Instructions for the task:
Transcribe the records exactly. Pictures do not belong in the transcription.

(Entries from a dataset)

* * * * * * *

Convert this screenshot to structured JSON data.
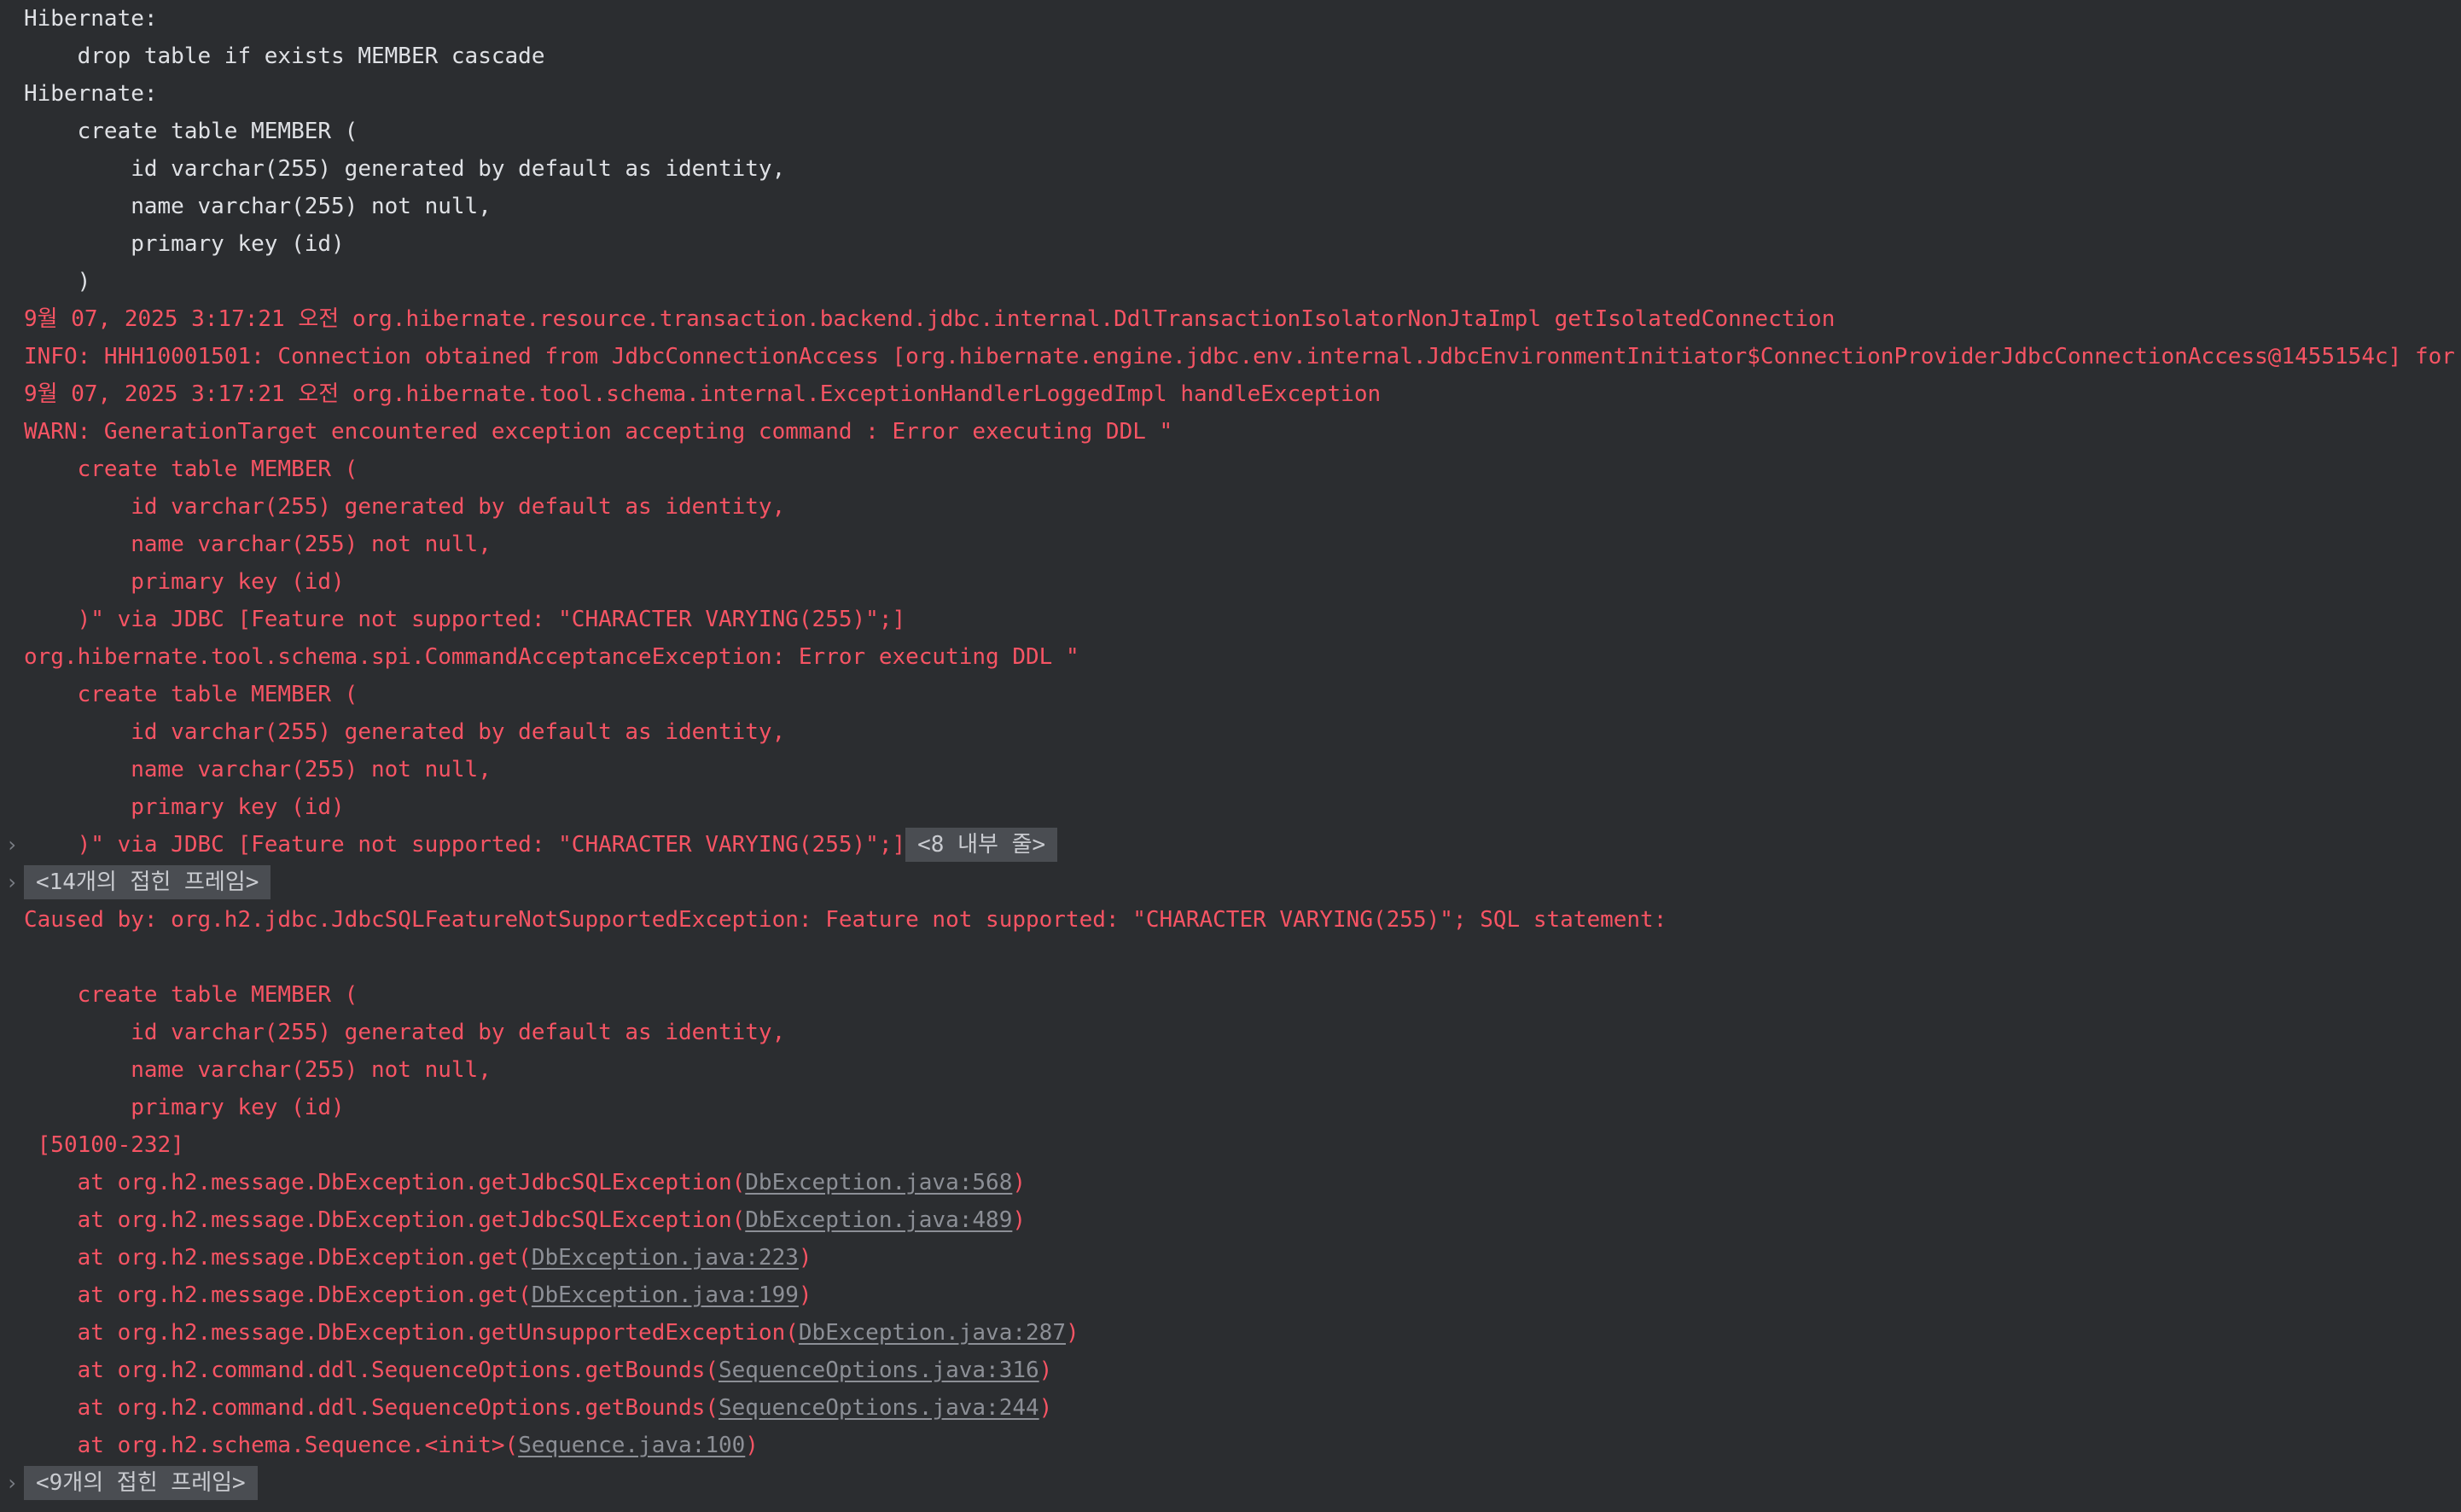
{
  "console": {
    "lines": [
      {
        "kind": "text",
        "color": "default",
        "text": "Hibernate: "
      },
      {
        "kind": "text",
        "color": "default",
        "text": "    drop table if exists MEMBER cascade "
      },
      {
        "kind": "text",
        "color": "default",
        "text": "Hibernate: "
      },
      {
        "kind": "text",
        "color": "default",
        "text": "    create table MEMBER ("
      },
      {
        "kind": "text",
        "color": "default",
        "text": "        id varchar(255) generated by default as identity,"
      },
      {
        "kind": "text",
        "color": "default",
        "text": "        name varchar(255) not null,"
      },
      {
        "kind": "text",
        "color": "default",
        "text": "        primary key (id)"
      },
      {
        "kind": "text",
        "color": "default",
        "text": "    )"
      },
      {
        "kind": "text",
        "color": "error",
        "text": "9월 07, 2025 3:17:21 오전 org.hibernate.resource.transaction.backend.jdbc.internal.DdlTransactionIsolatorNonJtaImpl getIsolatedConnection"
      },
      {
        "kind": "text",
        "color": "error",
        "text": "INFO: HHH10001501: Connection obtained from JdbcConnectionAccess [org.hibernate.engine.jdbc.env.internal.JdbcEnvironmentInitiator$ConnectionProviderJdbcConnectionAccess@1455154c] for"
      },
      {
        "kind": "text",
        "color": "error",
        "text": "9월 07, 2025 3:17:21 오전 org.hibernate.tool.schema.internal.ExceptionHandlerLoggedImpl handleException"
      },
      {
        "kind": "text",
        "color": "error",
        "text": "WARN: GenerationTarget encountered exception accepting command : Error executing DDL \""
      },
      {
        "kind": "text",
        "color": "error",
        "text": "    create table MEMBER ("
      },
      {
        "kind": "text",
        "color": "error",
        "text": "        id varchar(255) generated by default as identity,"
      },
      {
        "kind": "text",
        "color": "error",
        "text": "        name varchar(255) not null,"
      },
      {
        "kind": "text",
        "color": "error",
        "text": "        primary key (id)"
      },
      {
        "kind": "text",
        "color": "error",
        "text": "    )\" via JDBC [Feature not supported: \"CHARACTER VARYING(255)\";]"
      },
      {
        "kind": "text",
        "color": "error",
        "text": "org.hibernate.tool.schema.spi.CommandAcceptanceException: Error executing DDL \""
      },
      {
        "kind": "text",
        "color": "error",
        "text": "    create table MEMBER ("
      },
      {
        "kind": "text",
        "color": "error",
        "text": "        id varchar(255) generated by default as identity,"
      },
      {
        "kind": "text",
        "color": "error",
        "text": "        name varchar(255) not null,"
      },
      {
        "kind": "text",
        "color": "error",
        "text": "        primary key (id)"
      },
      {
        "kind": "fold-inline",
        "color": "error",
        "text": "    )\" via JDBC [Feature not supported: \"CHARACTER VARYING(255)\";]",
        "chip": "<8 내부 줄>"
      },
      {
        "kind": "fold",
        "chip": "<14개의 접힌 프레임>"
      },
      {
        "kind": "text",
        "color": "error",
        "text": "Caused by: org.h2.jdbc.JdbcSQLFeatureNotSupportedException: Feature not supported: \"CHARACTER VARYING(255)\"; SQL statement:"
      },
      {
        "kind": "text",
        "color": "error",
        "text": ""
      },
      {
        "kind": "text",
        "color": "error",
        "text": "    create table MEMBER ("
      },
      {
        "kind": "text",
        "color": "error",
        "text": "        id varchar(255) generated by default as identity,"
      },
      {
        "kind": "text",
        "color": "error",
        "text": "        name varchar(255) not null,"
      },
      {
        "kind": "text",
        "color": "error",
        "text": "        primary key (id)"
      },
      {
        "kind": "text",
        "color": "error",
        "text": " [50100-232]"
      },
      {
        "kind": "frame",
        "color": "error",
        "prefix": "    at org.h2.message.DbException.getJdbcSQLException(",
        "link": "DbException.java:568",
        "suffix": ")"
      },
      {
        "kind": "frame",
        "color": "error",
        "prefix": "    at org.h2.message.DbException.getJdbcSQLException(",
        "link": "DbException.java:489",
        "suffix": ")"
      },
      {
        "kind": "frame",
        "color": "error",
        "prefix": "    at org.h2.message.DbException.get(",
        "link": "DbException.java:223",
        "suffix": ")"
      },
      {
        "kind": "frame",
        "color": "error",
        "prefix": "    at org.h2.message.DbException.get(",
        "link": "DbException.java:199",
        "suffix": ")"
      },
      {
        "kind": "frame",
        "color": "error",
        "prefix": "    at org.h2.message.DbException.getUnsupportedException(",
        "link": "DbException.java:287",
        "suffix": ")"
      },
      {
        "kind": "frame",
        "color": "error",
        "prefix": "    at org.h2.command.ddl.SequenceOptions.getBounds(",
        "link": "SequenceOptions.java:316",
        "suffix": ")"
      },
      {
        "kind": "frame",
        "color": "error",
        "prefix": "    at org.h2.command.ddl.SequenceOptions.getBounds(",
        "link": "SequenceOptions.java:244",
        "suffix": ")"
      },
      {
        "kind": "frame",
        "color": "error",
        "prefix": "    at org.h2.schema.Sequence.<init>(",
        "link": "Sequence.java:100",
        "suffix": ")"
      },
      {
        "kind": "fold",
        "chip": "<9개의 접힌 프레임>"
      }
    ]
  },
  "icons": {
    "fold_arrow": "chevron-right-icon"
  },
  "colors": {
    "background": "#2b2d30",
    "default_text": "#dfe1e5",
    "error_text": "#f75464",
    "fold_chip_bg": "#4a4d52",
    "link_text": "#8c8f96"
  }
}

* * * * * * *

Written answer:
Convert this screenshot to structured JSON data.
{
  "console": {
    "lines": [
      {
        "kind": "text",
        "color": "default",
        "text": "Hibernate: "
      },
      {
        "kind": "text",
        "color": "default",
        "text": "    drop table if exists MEMBER cascade "
      },
      {
        "kind": "text",
        "color": "default",
        "text": "Hibernate: "
      },
      {
        "kind": "text",
        "color": "default",
        "text": "    create table MEMBER ("
      },
      {
        "kind": "text",
        "color": "default",
        "text": "        id varchar(255) generated by default as identity,"
      },
      {
        "kind": "text",
        "color": "default",
        "text": "        name varchar(255) not null,"
      },
      {
        "kind": "text",
        "color": "default",
        "text": "        primary key (id)"
      },
      {
        "kind": "text",
        "color": "default",
        "text": "    )"
      },
      {
        "kind": "text",
        "color": "error",
        "text": "9월 07, 2025 3:17:21 오전 org.hibernate.resource.transaction.backend.jdbc.internal.DdlTransactionIsolatorNonJtaImpl getIsolatedConnection"
      },
      {
        "kind": "text",
        "color": "error",
        "text": "INFO: HHH10001501: Connection obtained from JdbcConnectionAccess [org.hibernate.engine.jdbc.env.internal.JdbcEnvironmentInitiator$ConnectionProviderJdbcConnectionAccess@1455154c] for"
      },
      {
        "kind": "text",
        "color": "error",
        "text": "9월 07, 2025 3:17:21 오전 org.hibernate.tool.schema.internal.ExceptionHandlerLoggedImpl handleException"
      },
      {
        "kind": "text",
        "color": "error",
        "text": "WARN: GenerationTarget encountered exception accepting command : Error executing DDL \""
      },
      {
        "kind": "text",
        "color": "error",
        "text": "    create table MEMBER ("
      },
      {
        "kind": "text",
        "color": "error",
        "text": "        id varchar(255) generated by default as identity,"
      },
      {
        "kind": "text",
        "color": "error",
        "text": "        name varchar(255) not null,"
      },
      {
        "kind": "text",
        "color": "error",
        "text": "        primary key (id)"
      },
      {
        "kind": "text",
        "color": "error",
        "text": "    )\" via JDBC [Feature not supported: \"CHARACTER VARYING(255)\";]"
      },
      {
        "kind": "text",
        "color": "error",
        "text": "org.hibernate.tool.schema.spi.CommandAcceptanceException: Error executing DDL \""
      },
      {
        "kind": "text",
        "color": "error",
        "text": "    create table MEMBER ("
      },
      {
        "kind": "text",
        "color": "error",
        "text": "        id varchar(255) generated by default as identity,"
      },
      {
        "kind": "text",
        "color": "error",
        "text": "        name varchar(255) not null,"
      },
      {
        "kind": "text",
        "color": "error",
        "text": "        primary key (id)"
      },
      {
        "kind": "fold-inline",
        "color": "error",
        "text": "    )\" via JDBC [Feature not supported: \"CHARACTER VARYING(255)\";]",
        "chip": "<8 내부 줄>"
      },
      {
        "kind": "fold",
        "chip": "<14개의 접힌 프레임>"
      },
      {
        "kind": "text",
        "color": "error",
        "text": "Caused by: org.h2.jdbc.JdbcSQLFeatureNotSupportedException: Feature not supported: \"CHARACTER VARYING(255)\"; SQL statement:"
      },
      {
        "kind": "text",
        "color": "error",
        "text": ""
      },
      {
        "kind": "text",
        "color": "error",
        "text": "    create table MEMBER ("
      },
      {
        "kind": "text",
        "color": "error",
        "text": "        id varchar(255) generated by default as identity,"
      },
      {
        "kind": "text",
        "color": "error",
        "text": "        name varchar(255) not null,"
      },
      {
        "kind": "text",
        "color": "error",
        "text": "        primary key (id)"
      },
      {
        "kind": "text",
        "color": "error",
        "text": " [50100-232]"
      },
      {
        "kind": "frame",
        "color": "error",
        "prefix": "    at org.h2.message.DbException.getJdbcSQLException(",
        "link": "DbException.java:568",
        "suffix": ")"
      },
      {
        "kind": "frame",
        "color": "error",
        "prefix": "    at org.h2.message.DbException.getJdbcSQLException(",
        "link": "DbException.java:489",
        "suffix": ")"
      },
      {
        "kind": "frame",
        "color": "error",
        "prefix": "    at org.h2.message.DbException.get(",
        "link": "DbException.java:223",
        "suffix": ")"
      },
      {
        "kind": "frame",
        "color": "error",
        "prefix": "    at org.h2.message.DbException.get(",
        "link": "DbException.java:199",
        "suffix": ")"
      },
      {
        "kind": "frame",
        "color": "error",
        "prefix": "    at org.h2.message.DbException.getUnsupportedException(",
        "link": "DbException.java:287",
        "suffix": ")"
      },
      {
        "kind": "frame",
        "color": "error",
        "prefix": "    at org.h2.command.ddl.SequenceOptions.getBounds(",
        "link": "SequenceOptions.java:316",
        "suffix": ")"
      },
      {
        "kind": "frame",
        "color": "error",
        "prefix": "    at org.h2.command.ddl.SequenceOptions.getBounds(",
        "link": "SequenceOptions.java:244",
        "suffix": ")"
      },
      {
        "kind": "frame",
        "color": "error",
        "prefix": "    at org.h2.schema.Sequence.<init>(",
        "link": "Sequence.java:100",
        "suffix": ")"
      },
      {
        "kind": "fold",
        "chip": "<9개의 접힌 프레임>"
      }
    ]
  },
  "icons": {
    "fold_arrow": "chevron-right-icon"
  },
  "colors": {
    "background": "#2b2d30",
    "default_text": "#dfe1e5",
    "error_text": "#f75464",
    "fold_chip_bg": "#4a4d52",
    "link_text": "#8c8f96"
  }
}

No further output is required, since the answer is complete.